- Exercise description -
Rewrite the entries below, switching every "blank-cell" to "empty-cell" and leaving everything else unchanged. Leave the pictures out of your version.

===== Provided material =====

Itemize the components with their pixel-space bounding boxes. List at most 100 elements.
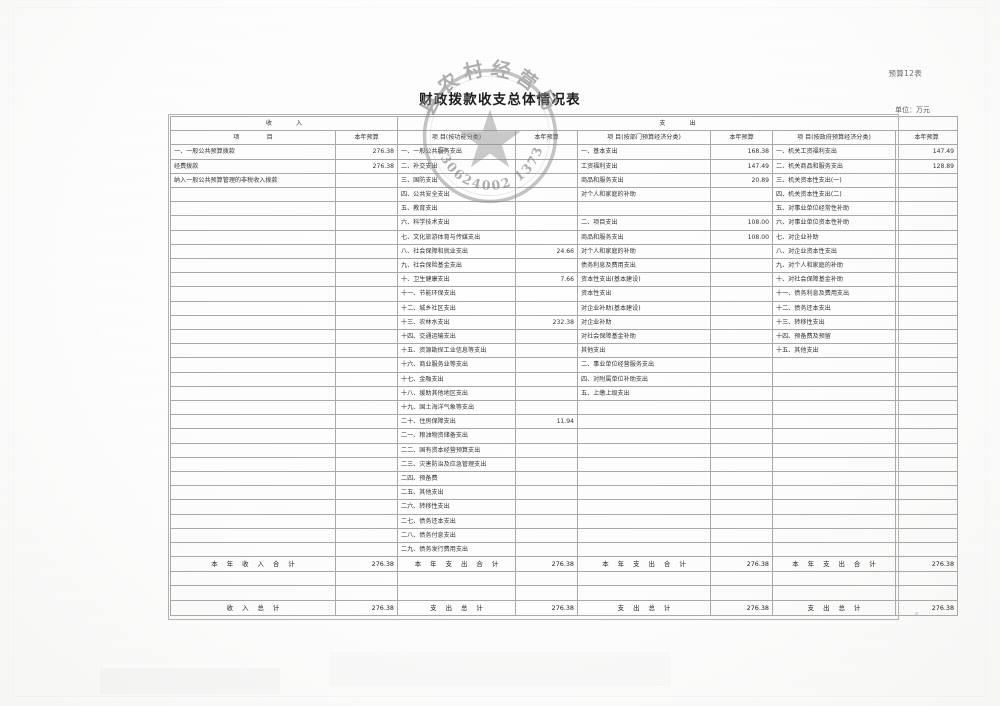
total-gov-value: 276.38 xyxy=(894,599,959,616)
cell-dept-item xyxy=(577,485,711,501)
cell-func-item: 十五、资源勘探工业信息等支出 xyxy=(397,343,516,359)
cell-dept-item xyxy=(577,499,711,515)
cell-income-item xyxy=(170,456,336,473)
cell-func-item: 六、科学技术支出 xyxy=(397,215,516,231)
blank-cell xyxy=(710,571,773,587)
cell-dept-value xyxy=(710,513,773,529)
cell-func-item: 二一、粮油物资储备支出 xyxy=(397,428,516,444)
blank-cell xyxy=(515,585,578,601)
subtotal-dept-label: 本 年 支 出 合 计 xyxy=(577,556,711,573)
table-row: 十、卫生健康支出 7.66 资本性支出(基本建设) 十、对社会保障基金补助 xyxy=(170,272,959,288)
cell-dept-item: 对企业补助 xyxy=(577,314,711,331)
cell-gov-value xyxy=(894,215,959,231)
cell-dept-item: 五、上缴上级支出 xyxy=(577,385,711,402)
cell-income-item xyxy=(170,314,336,331)
table-row: 七、文化旅游体育与传媒支出 商品和服务支出 108.00 七、对企业补助 xyxy=(170,229,959,245)
cell-func-item: 二、补交支出 xyxy=(397,158,516,174)
cell-dept-item: 商品和服务支出 xyxy=(577,229,711,245)
cell-gov-item: 七、对企业补助 xyxy=(772,229,896,245)
cell-income-item xyxy=(170,527,336,544)
cell-dept-item: 对个人和家庭的补助 xyxy=(577,243,711,260)
cell-func-value xyxy=(515,144,578,160)
cell-dept-item xyxy=(577,428,711,444)
total-income-label: 收 入 总 计 xyxy=(170,599,336,616)
cell-income-value xyxy=(335,400,398,416)
cell-income-value xyxy=(335,329,398,345)
table-row: 二四、预备费 xyxy=(170,471,959,487)
blank-cell xyxy=(170,571,336,587)
cell-func-value xyxy=(515,201,578,217)
cell-gov-value xyxy=(894,385,959,402)
cell-income-item xyxy=(170,471,336,487)
cell-gov-value xyxy=(894,187,959,203)
cell-gov-item: 十四、预备费及预留 xyxy=(772,329,896,345)
col-header-gov-budget: 本年预算 xyxy=(894,130,959,146)
cell-income-value xyxy=(335,428,398,444)
blank-cell xyxy=(894,571,959,587)
cell-dept-item: 债务利息及费用支出 xyxy=(577,258,711,274)
cell-income-value xyxy=(335,442,398,458)
cell-dept-value xyxy=(710,343,773,359)
cell-income-item xyxy=(170,272,336,288)
cell-func-item: 五、教育支出 xyxy=(397,201,516,217)
cell-gov-value xyxy=(894,499,959,515)
cell-gov-value xyxy=(894,542,959,558)
cell-dept-value xyxy=(710,471,773,487)
group-header-income: 收 入 xyxy=(170,115,398,132)
cell-dept-item: 四、对附属单位补助支出 xyxy=(577,371,711,387)
cell-func-item: 三、国防支出 xyxy=(397,172,516,189)
blank-cell xyxy=(335,571,398,587)
cell-func-value xyxy=(515,499,578,515)
blank-cell xyxy=(772,585,896,601)
cell-func-item: 二七、债务还本支出 xyxy=(397,513,516,529)
cell-gov-value xyxy=(894,286,959,302)
cell-func-item: 一、一般公共服务支出 xyxy=(397,144,516,160)
cell-income-value xyxy=(335,201,398,217)
cell-income-item xyxy=(170,300,336,316)
cell-func-item: 十七、金融支出 xyxy=(397,371,516,387)
col-header-func-budget: 本年预算 xyxy=(515,130,578,146)
cell-income-value xyxy=(335,485,398,501)
cell-func-item: 二六、转移性支出 xyxy=(397,499,516,515)
cell-dept-value xyxy=(710,286,773,302)
col-header-func-item: 项 目(按功能分类) xyxy=(397,130,516,146)
cell-func-value xyxy=(515,385,578,402)
cell-dept-value xyxy=(710,300,773,316)
cell-gov-value xyxy=(894,258,959,274)
cell-func-value xyxy=(515,187,578,203)
cell-dept-value xyxy=(710,329,773,345)
cell-gov-item: 十二、债务还本支出 xyxy=(772,300,896,316)
cell-func-item: 二九、债务发行费用支出 xyxy=(397,542,516,558)
cell-income-value xyxy=(335,300,398,316)
cell-income-item xyxy=(170,243,336,260)
cell-income-value xyxy=(335,243,398,260)
cell-income-value xyxy=(335,499,398,515)
cell-gov-item: 十三、转移性支出 xyxy=(772,314,896,331)
table-row: 九、社会保险基金支出 债务利息及费用支出 九、对个人和家庭的补助 xyxy=(170,258,959,274)
blank-row xyxy=(170,585,959,601)
scan-band-left xyxy=(100,668,280,694)
cell-income-item xyxy=(170,442,336,458)
cell-gov-item xyxy=(772,414,896,430)
col-header-income-budget: 本年预算 xyxy=(335,130,398,146)
cell-func-item: 二三、灾害防治及应急管理支出 xyxy=(397,456,516,473)
cell-gov-value xyxy=(894,456,959,473)
cell-income-item xyxy=(170,201,336,217)
table-row: 纳入一般公共预算管理的非税收入拨款 三、国防支出 商品和服务支出 20.89 三、机关资… xyxy=(170,172,959,189)
cell-gov-value xyxy=(894,201,959,217)
table-row: 二十、住房保障支出 11.94 xyxy=(170,414,959,430)
cell-func-value xyxy=(515,456,578,473)
table-row: 十三、农林水支出 232.38 对企业补助 十三、转移性支出 xyxy=(170,314,959,331)
cell-gov-value xyxy=(894,300,959,316)
cell-func-value: 7.66 xyxy=(515,272,578,288)
table-row: 二九、债务发行费用支出 xyxy=(170,542,959,558)
cell-dept-value xyxy=(710,258,773,274)
cell-income-item: 经费拨款 xyxy=(170,158,336,174)
col-header-gov-item: 项 目(按政府预算经济分类) xyxy=(772,130,896,146)
cell-gov-item: 二、机关商品和服务支出 xyxy=(772,158,896,174)
cell-income-value xyxy=(335,414,398,430)
cell-func-item: 十四、交通运输支出 xyxy=(397,329,516,345)
cell-dept-value xyxy=(710,527,773,544)
cell-func-value: 24.66 xyxy=(515,243,578,260)
cell-gov-value xyxy=(894,428,959,444)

=====

- Full solution -
Itemize the components with their pixel-space bounding boxes. List at most 100 elements.
total-gov-value: 276.38 xyxy=(894,599,959,616)
cell-dept-item xyxy=(577,485,711,501)
cell-func-item: 十五、资源勘探工业信息等支出 xyxy=(397,343,516,359)
cell-dept-item xyxy=(577,499,711,515)
cell-income-item xyxy=(170,456,336,473)
cell-func-item: 六、科学技术支出 xyxy=(397,215,516,231)
empty-cell xyxy=(710,571,773,587)
cell-dept-value xyxy=(710,513,773,529)
cell-func-item: 二一、粮油物资储备支出 xyxy=(397,428,516,444)
empty-cell xyxy=(515,585,578,601)
subtotal-dept-label: 本 年 支 出 合 计 xyxy=(577,556,711,573)
table-row: 十、卫生健康支出 7.66 资本性支出(基本建设) 十、对社会保障基金补助 xyxy=(170,272,959,288)
cell-dept-item: 对企业补助 xyxy=(577,314,711,331)
cell-gov-value xyxy=(894,215,959,231)
cell-dept-item: 五、上缴上级支出 xyxy=(577,385,711,402)
cell-income-item xyxy=(170,314,336,331)
table-row: 七、文化旅游体育与传媒支出 商品和服务支出 108.00 七、对企业补助 xyxy=(170,229,959,245)
cell-func-item: 二、补交支出 xyxy=(397,158,516,174)
cell-dept-item: 商品和服务支出 xyxy=(577,229,711,245)
cell-gov-item: 七、对企业补助 xyxy=(772,229,896,245)
cell-income-item xyxy=(170,527,336,544)
cell-dept-item: 对个人和家庭的补助 xyxy=(577,243,711,260)
cell-func-value xyxy=(515,144,578,160)
cell-dept-item xyxy=(577,428,711,444)
total-income-label: 收 入 总 计 xyxy=(170,599,336,616)
cell-income-value xyxy=(335,400,398,416)
cell-income-value xyxy=(335,329,398,345)
table-row: 二四、预备费 xyxy=(170,471,959,487)
empty-cell xyxy=(170,571,336,587)
cell-func-value xyxy=(515,201,578,217)
cell-gov-value xyxy=(894,385,959,402)
cell-income-item xyxy=(170,471,336,487)
cell-gov-value xyxy=(894,187,959,203)
cell-gov-item: 十四、预备费及预留 xyxy=(772,329,896,345)
col-header-gov-budget: 本年预算 xyxy=(894,130,959,146)
cell-income-value xyxy=(335,428,398,444)
empty-cell xyxy=(894,571,959,587)
cell-dept-item: 债务利息及费用支出 xyxy=(577,258,711,274)
cell-income-value xyxy=(335,442,398,458)
cell-dept-value xyxy=(710,343,773,359)
cell-income-item xyxy=(170,272,336,288)
cell-func-item: 五、教育支出 xyxy=(397,201,516,217)
cell-gov-value xyxy=(894,499,959,515)
cell-gov-value xyxy=(894,542,959,558)
cell-dept-value xyxy=(710,471,773,487)
group-header-income: 收 入 xyxy=(170,115,398,132)
cell-dept-item: 四、对附属单位补助支出 xyxy=(577,371,711,387)
cell-func-item: 三、国防支出 xyxy=(397,172,516,189)
empty-cell xyxy=(335,571,398,587)
cell-func-value xyxy=(515,499,578,515)
empty-cell xyxy=(772,585,896,601)
cell-func-item: 二七、债务还本支出 xyxy=(397,513,516,529)
cell-gov-value xyxy=(894,286,959,302)
cell-func-item: 一、一般公共服务支出 xyxy=(397,144,516,160)
cell-income-value xyxy=(335,201,398,217)
cell-income-item xyxy=(170,300,336,316)
cell-func-item: 十七、金融支出 xyxy=(397,371,516,387)
col-header-func-budget: 本年预算 xyxy=(515,130,578,146)
cell-income-value xyxy=(335,485,398,501)
cell-func-item: 二六、转移性支出 xyxy=(397,499,516,515)
cell-dept-value xyxy=(710,286,773,302)
col-header-func-item: 项 目(按功能分类) xyxy=(397,130,516,146)
cell-func-value xyxy=(515,385,578,402)
cell-dept-value xyxy=(710,300,773,316)
cell-gov-value xyxy=(894,258,959,274)
cell-func-value xyxy=(515,187,578,203)
cell-dept-value xyxy=(710,329,773,345)
cell-gov-item: 十二、债务还本支出 xyxy=(772,300,896,316)
cell-func-item: 二九、债务发行费用支出 xyxy=(397,542,516,558)
cell-income-value xyxy=(335,300,398,316)
cell-income-item xyxy=(170,243,336,260)
cell-income-value xyxy=(335,243,398,260)
cell-income-value xyxy=(335,499,398,515)
cell-gov-item: 十三、转移性支出 xyxy=(772,314,896,331)
table-row: 九、社会保险基金支出 债务利息及费用支出 九、对个人和家庭的补助 xyxy=(170,258,959,274)
blank-row xyxy=(170,585,959,601)
scan-band-left xyxy=(100,668,280,694)
cell-income-item xyxy=(170,442,336,458)
cell-gov-item xyxy=(772,414,896,430)
col-header-income-budget: 本年预算 xyxy=(335,130,398,146)
cell-func-item: 二三、灾害防治及应急管理支出 xyxy=(397,456,516,473)
cell-gov-value xyxy=(894,456,959,473)
cell-income-item xyxy=(170,201,336,217)
table-row: 纳入一般公共预算管理的非税收入拨款 三、国防支出 商品和服务支出 20.89 三、机关资… xyxy=(170,172,959,189)
cell-gov-value xyxy=(894,201,959,217)
table-row: 二十、住房保障支出 11.94 xyxy=(170,414,959,430)
cell-func-value xyxy=(515,456,578,473)
table-row: 十三、农林水支出 232.38 对企业补助 十三、转移性支出 xyxy=(170,314,959,331)
cell-gov-value xyxy=(894,300,959,316)
cell-func-value: 7.66 xyxy=(515,272,578,288)
table-row: 二九、债务发行费用支出 xyxy=(170,542,959,558)
cell-dept-value xyxy=(710,258,773,274)
cell-income-item: 经费拨款 xyxy=(170,158,336,174)
col-header-gov-item: 项 目(按政府预算经济分类) xyxy=(772,130,896,146)
cell-gov-item: 二、机关商品和服务支出 xyxy=(772,158,896,174)
cell-income-value xyxy=(335,414,398,430)
cell-func-item: 十四、交通运输支出 xyxy=(397,329,516,345)
cell-dept-value xyxy=(710,527,773,544)
cell-func-value: 24.66 xyxy=(515,243,578,260)
cell-gov-value xyxy=(894,428,959,444)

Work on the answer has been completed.